What is asked ::
Find the lines that contain the word "Page" and copy each one.

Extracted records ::
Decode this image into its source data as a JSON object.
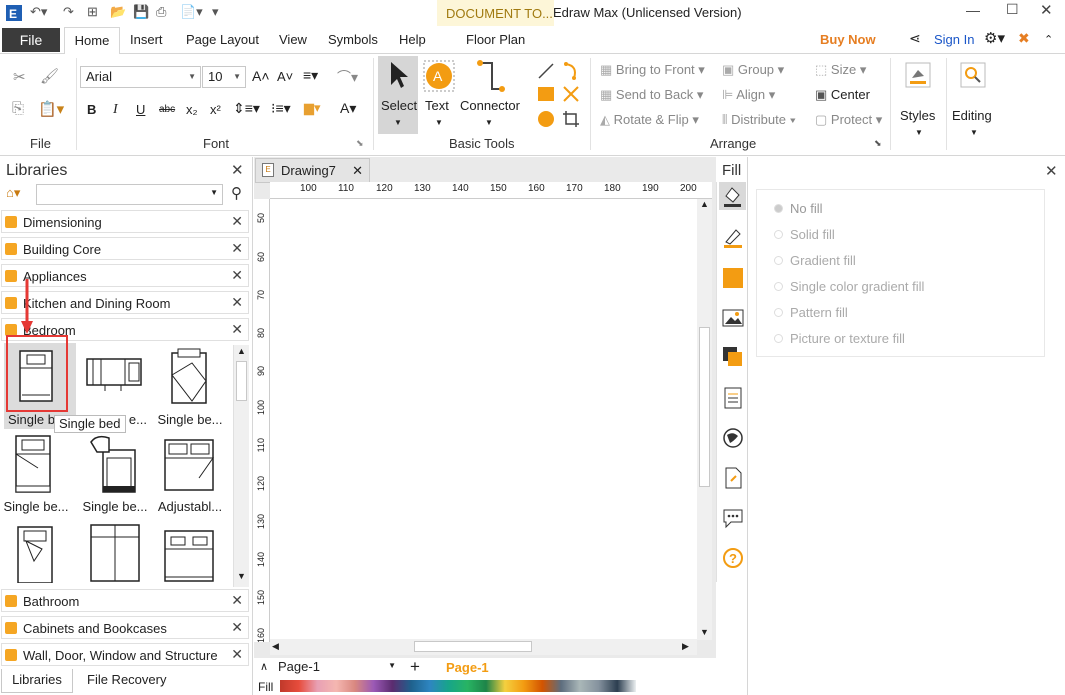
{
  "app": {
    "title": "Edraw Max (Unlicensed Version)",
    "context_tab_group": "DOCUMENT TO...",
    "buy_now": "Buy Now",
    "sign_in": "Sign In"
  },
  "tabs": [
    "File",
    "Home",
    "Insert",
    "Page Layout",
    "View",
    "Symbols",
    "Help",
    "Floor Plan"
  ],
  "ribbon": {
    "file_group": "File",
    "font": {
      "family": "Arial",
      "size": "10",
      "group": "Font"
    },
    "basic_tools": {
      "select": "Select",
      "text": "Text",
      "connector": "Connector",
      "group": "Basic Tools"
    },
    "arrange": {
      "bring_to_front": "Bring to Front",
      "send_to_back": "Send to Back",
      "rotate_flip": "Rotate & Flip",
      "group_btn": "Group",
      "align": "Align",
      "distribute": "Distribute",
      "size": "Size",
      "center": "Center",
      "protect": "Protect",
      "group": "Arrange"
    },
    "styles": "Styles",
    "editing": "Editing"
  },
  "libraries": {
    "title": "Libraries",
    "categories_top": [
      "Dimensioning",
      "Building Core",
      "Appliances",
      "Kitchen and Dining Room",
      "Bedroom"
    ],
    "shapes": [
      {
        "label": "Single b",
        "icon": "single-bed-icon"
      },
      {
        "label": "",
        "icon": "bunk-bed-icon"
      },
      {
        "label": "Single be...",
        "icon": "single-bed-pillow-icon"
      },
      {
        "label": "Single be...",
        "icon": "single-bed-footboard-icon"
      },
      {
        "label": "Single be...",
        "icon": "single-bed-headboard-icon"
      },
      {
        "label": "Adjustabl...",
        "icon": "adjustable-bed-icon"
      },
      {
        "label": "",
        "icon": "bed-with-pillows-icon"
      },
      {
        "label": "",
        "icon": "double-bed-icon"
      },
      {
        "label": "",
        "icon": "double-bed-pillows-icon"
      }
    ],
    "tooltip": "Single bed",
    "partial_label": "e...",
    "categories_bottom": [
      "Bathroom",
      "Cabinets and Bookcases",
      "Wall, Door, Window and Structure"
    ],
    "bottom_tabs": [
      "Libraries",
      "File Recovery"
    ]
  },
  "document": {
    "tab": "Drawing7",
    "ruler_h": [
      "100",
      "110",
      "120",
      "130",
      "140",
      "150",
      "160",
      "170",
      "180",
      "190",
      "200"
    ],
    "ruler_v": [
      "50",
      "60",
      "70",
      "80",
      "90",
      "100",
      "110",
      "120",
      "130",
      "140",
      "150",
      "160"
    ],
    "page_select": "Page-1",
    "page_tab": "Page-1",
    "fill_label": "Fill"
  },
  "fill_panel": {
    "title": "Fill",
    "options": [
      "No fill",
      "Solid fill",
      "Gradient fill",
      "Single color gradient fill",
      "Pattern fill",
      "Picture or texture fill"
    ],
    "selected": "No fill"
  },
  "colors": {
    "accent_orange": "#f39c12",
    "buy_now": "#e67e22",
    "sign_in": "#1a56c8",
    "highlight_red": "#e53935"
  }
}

Response to the exercise ::
    "Page Layout",
    "page_select": "Page-1",
    "page_tab": "Page-1",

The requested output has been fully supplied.